### DATASET EXTRACT
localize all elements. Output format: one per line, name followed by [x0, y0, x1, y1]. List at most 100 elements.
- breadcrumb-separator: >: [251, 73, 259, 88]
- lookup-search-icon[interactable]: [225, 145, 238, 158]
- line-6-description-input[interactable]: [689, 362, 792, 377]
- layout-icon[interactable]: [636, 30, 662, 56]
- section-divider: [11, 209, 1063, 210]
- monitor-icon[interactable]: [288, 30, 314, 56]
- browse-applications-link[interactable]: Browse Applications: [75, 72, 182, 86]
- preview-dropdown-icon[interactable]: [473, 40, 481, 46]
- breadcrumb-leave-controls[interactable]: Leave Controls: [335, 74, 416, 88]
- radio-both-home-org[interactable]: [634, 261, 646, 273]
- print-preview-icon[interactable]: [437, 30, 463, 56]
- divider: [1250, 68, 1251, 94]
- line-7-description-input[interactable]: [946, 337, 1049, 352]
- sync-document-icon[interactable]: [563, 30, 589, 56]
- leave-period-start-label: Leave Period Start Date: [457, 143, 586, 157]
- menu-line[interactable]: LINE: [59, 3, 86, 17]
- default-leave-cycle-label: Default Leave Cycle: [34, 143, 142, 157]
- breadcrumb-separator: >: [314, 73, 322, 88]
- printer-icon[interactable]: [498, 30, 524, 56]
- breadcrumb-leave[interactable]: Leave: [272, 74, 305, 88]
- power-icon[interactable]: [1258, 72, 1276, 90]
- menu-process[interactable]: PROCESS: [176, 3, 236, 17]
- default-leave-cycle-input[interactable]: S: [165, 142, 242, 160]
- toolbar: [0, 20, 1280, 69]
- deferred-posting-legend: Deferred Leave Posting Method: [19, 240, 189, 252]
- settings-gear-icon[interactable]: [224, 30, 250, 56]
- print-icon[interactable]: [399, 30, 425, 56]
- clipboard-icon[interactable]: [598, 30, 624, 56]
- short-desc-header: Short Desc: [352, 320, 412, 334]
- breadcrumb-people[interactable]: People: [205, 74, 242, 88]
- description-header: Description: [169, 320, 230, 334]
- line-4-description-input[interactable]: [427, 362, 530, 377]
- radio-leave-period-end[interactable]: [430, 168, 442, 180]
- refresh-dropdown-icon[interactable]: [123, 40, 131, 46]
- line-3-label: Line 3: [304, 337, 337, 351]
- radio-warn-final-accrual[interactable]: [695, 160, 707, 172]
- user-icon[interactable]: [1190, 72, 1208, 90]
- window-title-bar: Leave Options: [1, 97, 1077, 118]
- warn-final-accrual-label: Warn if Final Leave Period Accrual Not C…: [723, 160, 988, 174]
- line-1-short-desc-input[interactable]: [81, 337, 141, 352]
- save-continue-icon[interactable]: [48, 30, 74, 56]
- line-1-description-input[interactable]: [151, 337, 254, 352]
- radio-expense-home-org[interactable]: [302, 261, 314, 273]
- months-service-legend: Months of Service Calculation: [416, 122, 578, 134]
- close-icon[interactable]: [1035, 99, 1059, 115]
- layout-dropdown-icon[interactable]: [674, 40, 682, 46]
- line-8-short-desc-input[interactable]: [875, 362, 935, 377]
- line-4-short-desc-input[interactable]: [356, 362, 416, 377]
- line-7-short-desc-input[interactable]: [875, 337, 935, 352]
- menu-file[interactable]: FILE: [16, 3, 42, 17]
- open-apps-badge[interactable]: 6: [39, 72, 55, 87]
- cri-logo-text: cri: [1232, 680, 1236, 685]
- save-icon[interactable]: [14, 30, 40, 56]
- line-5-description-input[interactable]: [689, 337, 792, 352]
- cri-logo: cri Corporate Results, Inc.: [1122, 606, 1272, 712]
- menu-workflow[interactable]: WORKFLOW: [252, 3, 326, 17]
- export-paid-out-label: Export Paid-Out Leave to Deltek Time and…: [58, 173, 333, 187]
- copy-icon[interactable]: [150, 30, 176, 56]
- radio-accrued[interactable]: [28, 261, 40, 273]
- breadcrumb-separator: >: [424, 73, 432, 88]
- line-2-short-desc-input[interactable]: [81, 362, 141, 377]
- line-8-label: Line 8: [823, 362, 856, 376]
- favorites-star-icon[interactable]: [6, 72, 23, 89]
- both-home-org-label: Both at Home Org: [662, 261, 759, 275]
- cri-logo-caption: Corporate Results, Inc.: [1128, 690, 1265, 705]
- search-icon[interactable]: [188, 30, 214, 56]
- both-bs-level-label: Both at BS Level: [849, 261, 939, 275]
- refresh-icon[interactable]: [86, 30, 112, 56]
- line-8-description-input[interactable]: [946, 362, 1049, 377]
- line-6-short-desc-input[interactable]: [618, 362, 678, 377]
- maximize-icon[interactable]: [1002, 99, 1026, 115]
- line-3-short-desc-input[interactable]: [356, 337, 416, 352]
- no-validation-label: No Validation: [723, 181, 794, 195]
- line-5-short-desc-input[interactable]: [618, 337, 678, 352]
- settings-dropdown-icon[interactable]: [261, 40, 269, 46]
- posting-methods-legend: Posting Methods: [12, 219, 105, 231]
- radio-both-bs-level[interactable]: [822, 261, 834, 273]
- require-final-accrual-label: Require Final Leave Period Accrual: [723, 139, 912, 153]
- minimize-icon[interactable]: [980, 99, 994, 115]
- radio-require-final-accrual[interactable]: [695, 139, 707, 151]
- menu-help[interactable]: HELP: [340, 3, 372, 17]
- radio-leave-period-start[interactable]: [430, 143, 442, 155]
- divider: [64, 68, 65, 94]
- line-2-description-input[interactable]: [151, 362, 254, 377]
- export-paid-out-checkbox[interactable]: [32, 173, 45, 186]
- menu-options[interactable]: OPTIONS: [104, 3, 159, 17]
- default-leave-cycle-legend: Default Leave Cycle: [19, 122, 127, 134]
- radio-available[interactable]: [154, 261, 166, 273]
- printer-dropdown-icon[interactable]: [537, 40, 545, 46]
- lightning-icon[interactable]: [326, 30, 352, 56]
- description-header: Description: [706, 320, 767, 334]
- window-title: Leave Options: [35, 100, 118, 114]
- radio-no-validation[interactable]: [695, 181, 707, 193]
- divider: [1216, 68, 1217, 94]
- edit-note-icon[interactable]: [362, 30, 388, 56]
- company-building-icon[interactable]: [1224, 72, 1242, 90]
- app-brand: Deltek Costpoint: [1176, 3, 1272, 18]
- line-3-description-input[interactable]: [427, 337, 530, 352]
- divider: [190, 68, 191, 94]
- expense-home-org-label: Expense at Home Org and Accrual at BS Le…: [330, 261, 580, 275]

### PROBLEM TO SOLVE
Update the items from the first line up to and including the line with "- radio-leave-period-end[interactable]: [430, 168, 442, 180]", changing "Leave Period Start Date" to "Leave Period Begin Date" and leaving everything else unchanged.

### CORRECT OUTPUT
localize all elements. Output format: one per line, name followed by [x0, y0, x1, y1]. List at most 100 elements.
- breadcrumb-separator: >: [251, 73, 259, 88]
- lookup-search-icon[interactable]: [225, 145, 238, 158]
- line-6-description-input[interactable]: [689, 362, 792, 377]
- layout-icon[interactable]: [636, 30, 662, 56]
- section-divider: [11, 209, 1063, 210]
- monitor-icon[interactable]: [288, 30, 314, 56]
- browse-applications-link[interactable]: Browse Applications: [75, 72, 182, 86]
- preview-dropdown-icon[interactable]: [473, 40, 481, 46]
- breadcrumb-leave-controls[interactable]: Leave Controls: [335, 74, 416, 88]
- radio-both-home-org[interactable]: [634, 261, 646, 273]
- print-preview-icon[interactable]: [437, 30, 463, 56]
- divider: [1250, 68, 1251, 94]
- line-7-description-input[interactable]: [946, 337, 1049, 352]
- sync-document-icon[interactable]: [563, 30, 589, 56]
- leave-period-start-label: Leave Period Begin Date: [457, 143, 586, 157]
- menu-line[interactable]: LINE: [59, 3, 86, 17]
- default-leave-cycle-label: Default Leave Cycle: [34, 143, 142, 157]
- breadcrumb-separator: >: [314, 73, 322, 88]
- printer-icon[interactable]: [498, 30, 524, 56]
- breadcrumb-leave[interactable]: Leave: [272, 74, 305, 88]
- power-icon[interactable]: [1258, 72, 1276, 90]
- menu-process[interactable]: PROCESS: [176, 3, 236, 17]
- default-leave-cycle-input[interactable]: S: [165, 142, 242, 160]
- toolbar: [0, 20, 1280, 69]
- deferred-posting-legend: Deferred Leave Posting Method: [19, 240, 189, 252]
- settings-gear-icon[interactable]: [224, 30, 250, 56]
- print-icon[interactable]: [399, 30, 425, 56]
- clipboard-icon[interactable]: [598, 30, 624, 56]
- short-desc-header: Short Desc: [352, 320, 412, 334]
- breadcrumb-people[interactable]: People: [205, 74, 242, 88]
- description-header: Description: [169, 320, 230, 334]
- line-4-description-input[interactable]: [427, 362, 530, 377]
- radio-leave-period-end[interactable]: [430, 168, 442, 180]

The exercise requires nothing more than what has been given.